Repeat the records below word for word, leaving out the pictures.

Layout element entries
++++++

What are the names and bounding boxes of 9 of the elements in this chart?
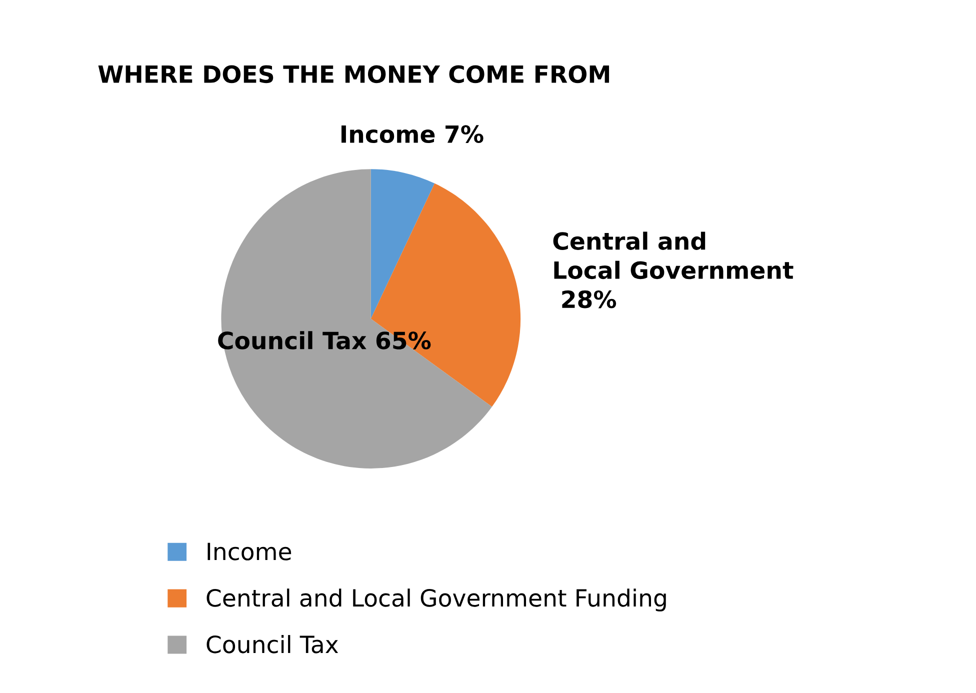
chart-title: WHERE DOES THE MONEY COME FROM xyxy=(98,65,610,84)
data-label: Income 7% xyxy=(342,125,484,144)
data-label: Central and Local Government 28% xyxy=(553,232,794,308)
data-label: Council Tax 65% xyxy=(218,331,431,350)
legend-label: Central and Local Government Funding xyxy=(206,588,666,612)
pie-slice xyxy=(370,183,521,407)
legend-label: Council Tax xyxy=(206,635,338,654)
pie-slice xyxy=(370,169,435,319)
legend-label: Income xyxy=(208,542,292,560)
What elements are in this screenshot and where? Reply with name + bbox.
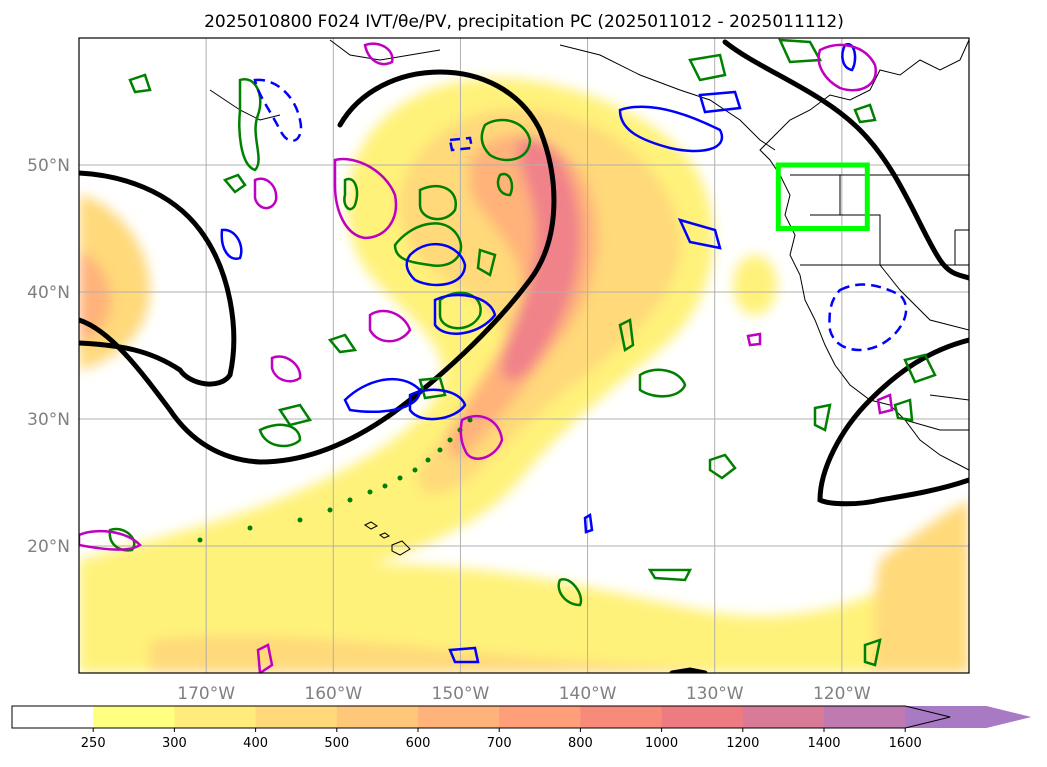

++++++

◆ Output of the task:
What are the names and bounding boxes of 9 of the elements in this chart?
chart-title: WHERE DOES THE MONEY COME FROM xyxy=(98,65,610,84)
data-label: Income 7% xyxy=(342,125,484,144)
data-label: Central and Local Government 28% xyxy=(553,232,794,308)
data-label: Council Tax 65% xyxy=(218,331,431,350)
legend-label: Central and Local Government Funding xyxy=(206,588,666,612)
pie-slice xyxy=(370,183,521,407)
legend-label: Council Tax xyxy=(206,635,338,654)
pie-slice xyxy=(370,169,435,319)
legend-label: Income xyxy=(208,542,292,560)
What elements are in this screenshot and where? Reply with name + bbox.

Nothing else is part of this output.